▶ [Work to complete]: Scan the following material for the string "coefficient" and copy each line in which it appears.

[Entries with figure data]
▬▬▬▬▬▬
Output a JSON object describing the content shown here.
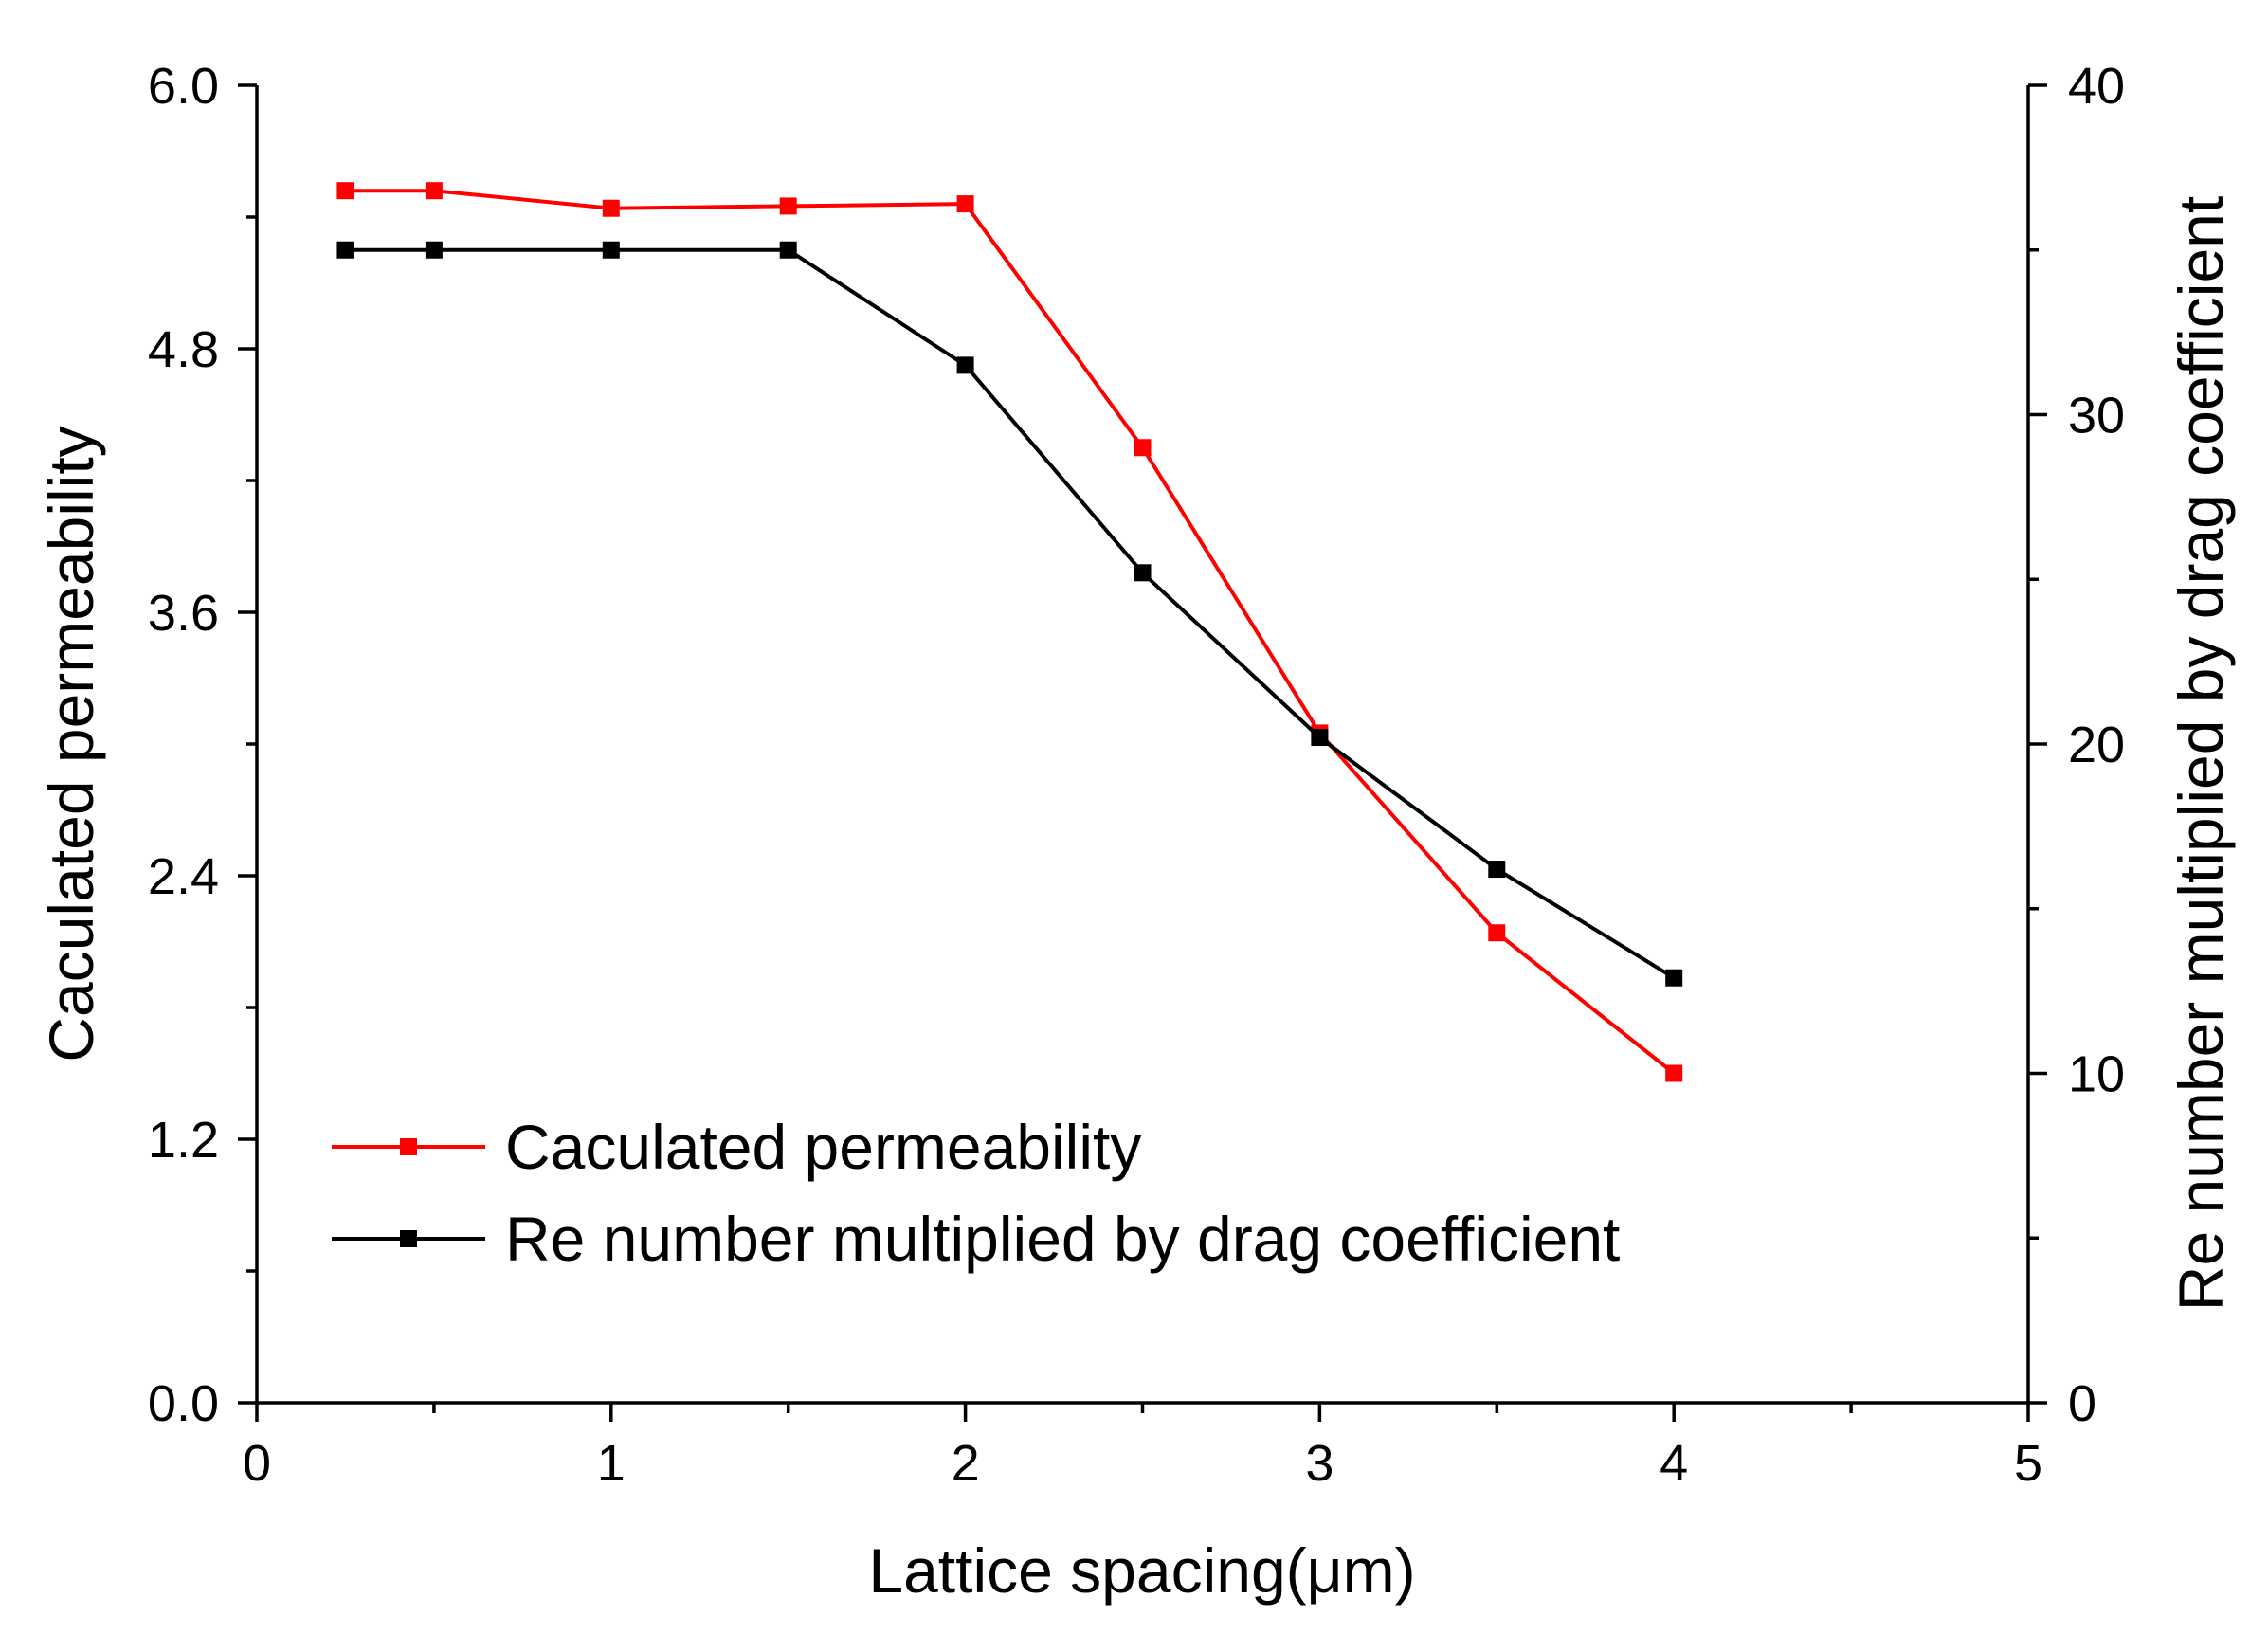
{
  "chart_data": {
    "type": "line",
    "title": "",
    "xlabel": "Lattice spacing(μm)",
    "ylabel_left": "Caculated  permeability",
    "ylabel_right": "Re number multiplied by drag coefficient",
    "xlim": [
      0,
      5
    ],
    "ylim_left": [
      0.0,
      6.0
    ],
    "ylim_right": [
      0,
      40
    ],
    "x_ticks": [
      "0",
      "1",
      "2",
      "3",
      "4",
      "5"
    ],
    "y_left_ticks": [
      "0.0",
      "1.2",
      "2.4",
      "3.6",
      "4.8",
      "6.0"
    ],
    "y_right_ticks": [
      "0",
      "10",
      "20",
      "30",
      "40"
    ],
    "grid": false,
    "legend_position": "bottom-left",
    "series": [
      {
        "name": "Caculated  permeability",
        "axis": "left",
        "color": "#ff0000",
        "marker": "square",
        "x": [
          0.25,
          0.5,
          1.0,
          1.5,
          2.0,
          2.5,
          3.0,
          3.5,
          4.0
        ],
        "values": [
          5.52,
          5.52,
          5.44,
          5.45,
          5.46,
          4.35,
          3.05,
          2.14,
          1.5
        ]
      },
      {
        "name": "Re number multiplied by drag coefficient",
        "axis": "right",
        "color": "#000000",
        "marker": "square",
        "x": [
          0.25,
          0.5,
          1.0,
          1.5,
          2.0,
          2.5,
          3.0,
          3.5,
          4.0
        ],
        "values": [
          35.0,
          35.0,
          35.0,
          35.0,
          31.5,
          25.2,
          20.2,
          16.2,
          12.9
        ]
      }
    ]
  }
}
▬▬▬▬▬▬
▶ [Finished answer]:
    "ylabel_right": "Re number multiplied by drag coefficient",
        "name": "Re number multiplied by drag coefficient",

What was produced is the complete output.